**THE TASK**
Here are some records; return them all exactly.

**Records from a collection**
* BEGIN *

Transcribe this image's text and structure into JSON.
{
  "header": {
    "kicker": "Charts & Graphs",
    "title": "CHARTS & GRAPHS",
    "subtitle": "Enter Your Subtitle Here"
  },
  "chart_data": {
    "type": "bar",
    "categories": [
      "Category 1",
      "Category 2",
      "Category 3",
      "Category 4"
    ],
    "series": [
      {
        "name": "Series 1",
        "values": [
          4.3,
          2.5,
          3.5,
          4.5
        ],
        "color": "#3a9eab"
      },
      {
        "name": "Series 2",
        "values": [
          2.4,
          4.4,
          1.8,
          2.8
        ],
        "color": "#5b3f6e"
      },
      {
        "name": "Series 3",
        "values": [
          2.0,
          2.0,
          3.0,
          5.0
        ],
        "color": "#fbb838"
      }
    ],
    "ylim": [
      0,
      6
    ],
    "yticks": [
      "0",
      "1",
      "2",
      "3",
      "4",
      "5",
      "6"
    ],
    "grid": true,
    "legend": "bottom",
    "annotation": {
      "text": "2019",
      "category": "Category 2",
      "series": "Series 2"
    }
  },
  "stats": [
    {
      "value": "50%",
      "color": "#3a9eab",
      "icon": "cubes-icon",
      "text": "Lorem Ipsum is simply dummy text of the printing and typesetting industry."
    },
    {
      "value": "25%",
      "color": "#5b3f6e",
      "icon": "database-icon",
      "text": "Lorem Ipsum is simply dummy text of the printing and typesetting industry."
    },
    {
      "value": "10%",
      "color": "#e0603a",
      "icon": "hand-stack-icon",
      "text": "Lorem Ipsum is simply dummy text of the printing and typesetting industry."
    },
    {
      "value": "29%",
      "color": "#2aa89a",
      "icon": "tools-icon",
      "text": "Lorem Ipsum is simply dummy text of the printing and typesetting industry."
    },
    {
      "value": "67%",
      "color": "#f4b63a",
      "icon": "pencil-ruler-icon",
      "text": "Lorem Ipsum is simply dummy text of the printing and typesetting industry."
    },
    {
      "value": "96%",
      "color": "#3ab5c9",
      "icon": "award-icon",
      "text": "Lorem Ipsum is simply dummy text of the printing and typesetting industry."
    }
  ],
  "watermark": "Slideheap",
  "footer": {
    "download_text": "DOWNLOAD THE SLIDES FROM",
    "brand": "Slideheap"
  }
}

* END *

**TASK OUTPUT**
Transcribe this image's text and structure into JSON.
{
  "header": {
    "kicker": "Charts & Graphs",
    "title": "CHARTS & GRAPHS",
    "subtitle": "Enter Your Subtitle Here"
  },
  "chart_data": {
    "type": "bar",
    "categories": [
      "Category 1",
      "Category 2",
      "Category 3",
      "Category 4"
    ],
    "series": [
      {
        "name": "Series 1",
        "values": [
          4.3,
          2.5,
          3.5,
          4.5
        ],
        "color": "#3a9eab"
      },
      {
        "name": "Series 2",
        "values": [
          2.4,
          4.4,
          1.8,
          2.8
        ],
        "color": "#5b3f6e"
      },
      {
        "name": "Series 3",
        "values": [
          2.0,
          2.0,
          3.0,
          5.0
        ],
        "color": "#fbb838"
      }
    ],
    "ylim": [
      0,
      6
    ],
    "yticks": [
      "0",
      "1",
      "2",
      "3",
      "4",
      "5",
      "6"
    ],
    "grid": true,
    "legend": "bottom",
    "annotation": {
      "text": "2019",
      "category": "Category 2",
      "series": "Series 2"
    }
  },
  "stats": [
    {
      "value": "50%",
      "color": "#3a9eab",
      "icon": "cubes-icon",
      "text": "Lorem Ipsum is simply dummy text of the printing and typesetting industry."
    },
    {
      "value": "25%",
      "color": "#5b3f6e",
      "icon": "database-icon",
      "text": "Lorem Ipsum is simply dummy text of the printing and typesetting industry."
    },
    {
      "value": "10%",
      "color": "#e0603a",
      "icon": "hand-stack-icon",
      "text": "Lorem Ipsum is simply dummy text of the printing and typesetting industry."
    },
    {
      "value": "29%",
      "color": "#2aa89a",
      "icon": "tools-icon",
      "text": "Lorem Ipsum is simply dummy text of the printing and typesetting industry."
    },
    {
      "value": "67%",
      "color": "#f4b63a",
      "icon": "pencil-ruler-icon",
      "text": "Lorem Ipsum is simply dummy text of the printing and typesetting industry."
    },
    {
      "value": "96%",
      "color": "#3ab5c9",
      "icon": "award-icon",
      "text": "Lorem Ipsum is simply dummy text of the printing and typesetting industry."
    }
  ],
  "watermark": "Slideheap",
  "footer": {
    "download_text": "DOWNLOAD THE SLIDES FROM",
    "brand": "Slideheap"
  }
}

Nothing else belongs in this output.